--- Task to carry out ---
In the lab-on-a-chip photonic biosensor abstract, which three antigens is the proof-of-concept sensor designed to detect at the same time?

Lab-on-a-chip photonic biosensor for detection of antigens

Abstract

The ability to conduct diagnostic functions on a single chip has long been of interest to the medical community. Decentralization of laboratories combined with reduced costs, increased speed and a higher throughput of potential assays are all driving forces for lab-on-a-chip technology. The small chip sizes facilitate low sample volumes, which in turn allow better control of the molecular interactions close to the sample surface. The design and quality of transducers, microfluidics and functionalization processes have all improved over recent years. Despite the growing interest for lab-on-a-chip components, several challenges remain. Combining all three disciplines into a high-quality well-functioning chip that is cheap to fabricate while providing reproducible results is challenging. A project attempting to address these challenges is presented. The main goal is to design and fabricate a labon-a-chip silicon photonic biosensor with multiple channels for detection of antigens with improved sensitivity and selectivity compared to state-of-the-art. As a proof-of-concept, the sensor is designed for simultaneous detection of three distinct antigens: C-reactive protein (CRP), lipocalin and tumor necrosis factor (TNF). The main challenge lies within their respective concentrations as well as the specificity for each analyte, where concentrations vary from the mg/ml to pg/ml regime. Multiplexing is achieved by using photonic crystal resonators, which function as drop-filters, allowing for single input/output while simultaneously probing select transducers that are functionalized for different chemistries. The individual resonator designs facilitate different limit-of-detections (LODs) and dynamic ranges for each analyte. Preliminary results from the first single channel prototype are presented, while work on the multiplexed sensor continues.

--- Information provided ---
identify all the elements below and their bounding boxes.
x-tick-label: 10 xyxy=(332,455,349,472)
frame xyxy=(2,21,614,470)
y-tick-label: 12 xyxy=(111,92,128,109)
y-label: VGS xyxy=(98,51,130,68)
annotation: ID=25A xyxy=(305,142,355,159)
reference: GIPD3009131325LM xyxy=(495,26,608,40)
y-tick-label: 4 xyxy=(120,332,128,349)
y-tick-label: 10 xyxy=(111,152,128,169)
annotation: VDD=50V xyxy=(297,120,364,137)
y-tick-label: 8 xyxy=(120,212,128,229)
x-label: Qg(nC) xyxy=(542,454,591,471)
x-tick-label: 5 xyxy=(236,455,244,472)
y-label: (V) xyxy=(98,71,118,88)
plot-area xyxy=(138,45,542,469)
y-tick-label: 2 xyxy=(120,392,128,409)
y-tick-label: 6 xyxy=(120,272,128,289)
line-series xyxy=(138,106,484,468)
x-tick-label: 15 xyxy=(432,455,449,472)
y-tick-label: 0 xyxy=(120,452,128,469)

--- The completed task ---
C-reactive protein (CRP), lipocalin and tumor necrosis factor (TNF).